• DIRECTION: Under this task are some entries; return every one of them exactly.

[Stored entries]
>> begin
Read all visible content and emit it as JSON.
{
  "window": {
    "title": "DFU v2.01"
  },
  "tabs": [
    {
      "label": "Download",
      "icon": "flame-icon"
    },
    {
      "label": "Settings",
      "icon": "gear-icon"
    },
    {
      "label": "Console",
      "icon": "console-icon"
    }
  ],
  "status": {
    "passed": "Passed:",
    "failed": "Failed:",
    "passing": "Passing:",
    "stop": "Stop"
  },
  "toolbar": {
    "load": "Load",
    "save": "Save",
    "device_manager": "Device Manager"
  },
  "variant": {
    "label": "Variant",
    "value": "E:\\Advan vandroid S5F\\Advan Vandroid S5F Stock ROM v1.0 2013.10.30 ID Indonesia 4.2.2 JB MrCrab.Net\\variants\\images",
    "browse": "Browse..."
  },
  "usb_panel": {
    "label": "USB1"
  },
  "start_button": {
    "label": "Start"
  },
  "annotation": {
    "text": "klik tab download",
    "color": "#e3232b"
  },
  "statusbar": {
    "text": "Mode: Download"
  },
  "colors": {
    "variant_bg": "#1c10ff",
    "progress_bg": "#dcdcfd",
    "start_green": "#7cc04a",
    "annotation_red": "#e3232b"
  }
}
>> end
• FINISHED TASK:
Read all visible content and emit it as JSON.
{
  "window": {
    "title": "DFU v2.01"
  },
  "tabs": [
    {
      "label": "Download",
      "icon": "flame-icon"
    },
    {
      "label": "Settings",
      "icon": "gear-icon"
    },
    {
      "label": "Console",
      "icon": "console-icon"
    }
  ],
  "status": {
    "passed": "Passed:",
    "failed": "Failed:",
    "passing": "Passing:",
    "stop": "Stop"
  },
  "toolbar": {
    "load": "Load",
    "save": "Save",
    "device_manager": "Device Manager"
  },
  "variant": {
    "label": "Variant",
    "value": "E:\\Advan vandroid S5F\\Advan Vandroid S5F Stock ROM v1.0 2013.10.30 ID Indonesia 4.2.2 JB MrCrab.Net\\variants\\images",
    "browse": "Browse..."
  },
  "usb_panel": {
    "label": "USB1"
  },
  "start_button": {
    "label": "Start"
  },
  "annotation": {
    "text": "klik tab download",
    "color": "#e3232b"
  },
  "statusbar": {
    "text": "Mode: Download"
  },
  "colors": {
    "variant_bg": "#1c10ff",
    "progress_bg": "#dcdcfd",
    "start_green": "#7cc04a",
    "annotation_red": "#e3232b"
  }
}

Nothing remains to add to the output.